**SHORT PROBLEM:**
Identify, in the records below, every line where the string "선고받고" appears, and copy each such line.

**EXERCISE MATERIALS:**

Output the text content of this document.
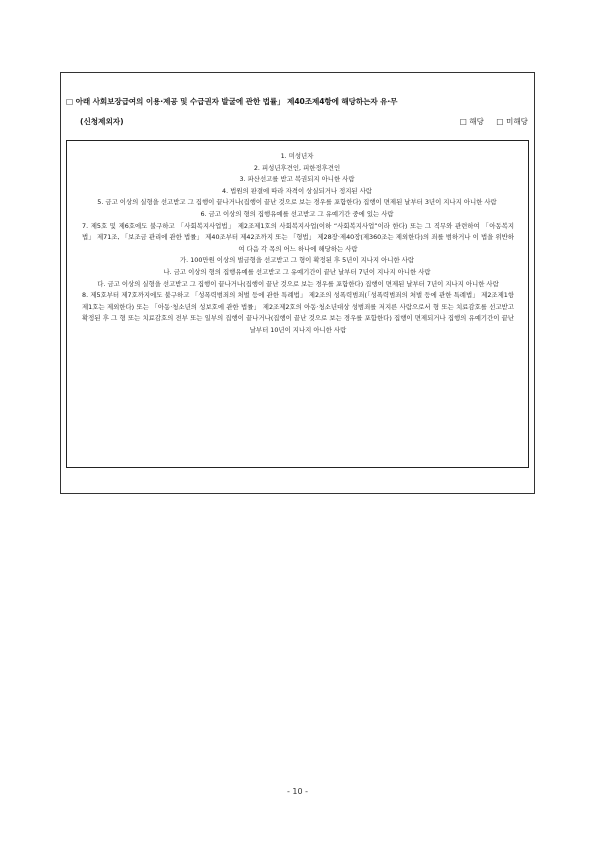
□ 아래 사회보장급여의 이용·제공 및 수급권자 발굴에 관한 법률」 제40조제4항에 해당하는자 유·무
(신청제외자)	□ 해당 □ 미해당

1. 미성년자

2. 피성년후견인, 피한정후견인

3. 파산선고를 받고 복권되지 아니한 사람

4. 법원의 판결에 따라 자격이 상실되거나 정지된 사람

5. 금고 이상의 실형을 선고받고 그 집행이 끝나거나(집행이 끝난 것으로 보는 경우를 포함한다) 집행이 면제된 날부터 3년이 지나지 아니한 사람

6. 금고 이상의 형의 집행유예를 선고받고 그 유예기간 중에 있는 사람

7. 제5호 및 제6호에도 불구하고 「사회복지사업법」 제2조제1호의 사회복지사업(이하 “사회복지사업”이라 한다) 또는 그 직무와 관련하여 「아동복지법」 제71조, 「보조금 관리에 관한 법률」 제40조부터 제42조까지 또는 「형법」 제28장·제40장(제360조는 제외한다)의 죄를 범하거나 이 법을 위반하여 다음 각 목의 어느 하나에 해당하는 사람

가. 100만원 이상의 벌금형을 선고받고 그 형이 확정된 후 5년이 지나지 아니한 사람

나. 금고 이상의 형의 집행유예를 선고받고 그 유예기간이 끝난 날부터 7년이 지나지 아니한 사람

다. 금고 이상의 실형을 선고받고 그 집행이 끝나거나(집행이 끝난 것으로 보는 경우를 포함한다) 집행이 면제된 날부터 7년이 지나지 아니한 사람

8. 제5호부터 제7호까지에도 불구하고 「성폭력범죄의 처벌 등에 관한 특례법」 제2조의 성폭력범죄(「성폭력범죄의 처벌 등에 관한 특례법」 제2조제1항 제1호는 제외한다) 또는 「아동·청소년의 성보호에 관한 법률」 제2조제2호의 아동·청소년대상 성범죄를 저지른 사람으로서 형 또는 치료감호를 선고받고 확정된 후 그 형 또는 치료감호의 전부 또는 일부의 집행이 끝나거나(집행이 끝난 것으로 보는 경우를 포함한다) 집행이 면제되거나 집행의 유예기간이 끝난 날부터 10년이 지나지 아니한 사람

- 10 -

**OUTPUT OF THE TASK:**
5. 금고 이상의 실형을 선고받고 그 집행이 끝나거나(집행이 끝난 것으로 보는 경우를 포함한다) 집행이 면제된 날부터 3년이 지나지 아니한 사람
6. 금고 이상의 형의 집행유예를 선고받고 그 유예기간 중에 있는 사람
가. 100만원 이상의 벌금형을 선고받고 그 형이 확정된 후 5년이 지나지 아니한 사람
나. 금고 이상의 형의 집행유예를 선고받고 그 유예기간이 끝난 날부터 7년이 지나지 아니한 사람
다. 금고 이상의 실형을 선고받고 그 집행이 끝나거나(집행이 끝난 것으로 보는 경우를 포함한다) 집행이 면제된 날부터 7년이 지나지 아니한 사람
8. 제5호부터 제7호까지에도 불구하고 「성폭력범죄의 처벌 등에 관한 특례법」 제2조의 성폭력범죄(「성폭력범죄의 처벌 등에 관한 특례법」 제2조제1항 제1호는 제외한다) 또는 「아동·청소년의 성보호에 관한 법률」 제2조제2호의 아동·청소년대상 성범죄를 저지른 사람으로서 형 또는 치료감호를 선고받고 확정된 후 그 형 또는 치료감호의 전부 또는 일부의 집행이 끝나거나(집행이 끝난 것으로 보는 경우를 포함한다) 집행이 면제되거나 집행의 유예기간이 끝난 날부터 10년이 지나지 아니한 사람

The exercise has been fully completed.